*Your instructions:*
Pull every "función" line out of the data below.

*Stored rows:*
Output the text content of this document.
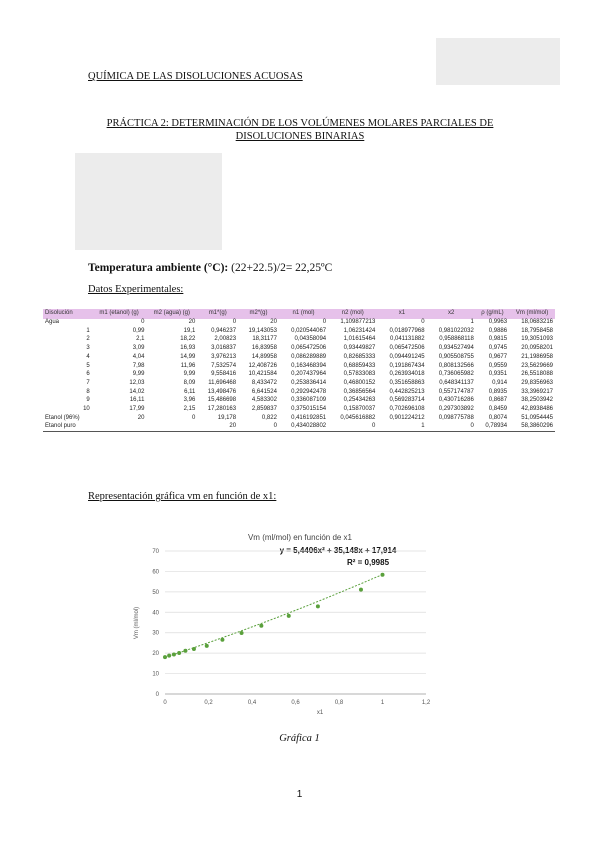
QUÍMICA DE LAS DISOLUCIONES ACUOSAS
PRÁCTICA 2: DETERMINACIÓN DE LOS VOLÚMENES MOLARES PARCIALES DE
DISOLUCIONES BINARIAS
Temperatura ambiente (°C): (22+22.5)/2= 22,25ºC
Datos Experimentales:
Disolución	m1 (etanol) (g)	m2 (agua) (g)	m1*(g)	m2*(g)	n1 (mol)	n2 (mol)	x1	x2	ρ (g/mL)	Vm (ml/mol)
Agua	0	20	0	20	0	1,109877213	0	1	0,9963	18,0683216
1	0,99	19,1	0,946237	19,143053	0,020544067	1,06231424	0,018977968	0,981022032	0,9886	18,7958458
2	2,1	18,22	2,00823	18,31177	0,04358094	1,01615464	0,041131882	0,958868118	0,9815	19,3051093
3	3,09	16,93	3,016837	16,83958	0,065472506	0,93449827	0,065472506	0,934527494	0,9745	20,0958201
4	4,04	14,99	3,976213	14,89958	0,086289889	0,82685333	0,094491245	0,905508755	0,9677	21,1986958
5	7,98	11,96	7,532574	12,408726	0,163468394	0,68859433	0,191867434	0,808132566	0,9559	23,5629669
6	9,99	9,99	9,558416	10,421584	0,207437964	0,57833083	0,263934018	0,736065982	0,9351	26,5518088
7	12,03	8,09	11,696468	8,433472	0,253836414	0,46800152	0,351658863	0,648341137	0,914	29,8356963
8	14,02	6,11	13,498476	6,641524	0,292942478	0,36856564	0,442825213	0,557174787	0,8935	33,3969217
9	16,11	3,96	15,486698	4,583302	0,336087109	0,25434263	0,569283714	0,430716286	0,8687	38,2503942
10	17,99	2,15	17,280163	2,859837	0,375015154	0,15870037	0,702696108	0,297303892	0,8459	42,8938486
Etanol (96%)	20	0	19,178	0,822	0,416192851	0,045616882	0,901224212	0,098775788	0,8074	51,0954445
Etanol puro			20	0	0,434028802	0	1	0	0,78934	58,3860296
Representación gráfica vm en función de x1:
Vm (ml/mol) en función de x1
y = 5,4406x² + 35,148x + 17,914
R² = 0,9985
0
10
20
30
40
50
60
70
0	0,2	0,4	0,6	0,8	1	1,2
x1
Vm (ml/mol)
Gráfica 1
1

*Exercise result:*
Representación gráfica vm en función de x1:
Vm (ml/mol) en función de x1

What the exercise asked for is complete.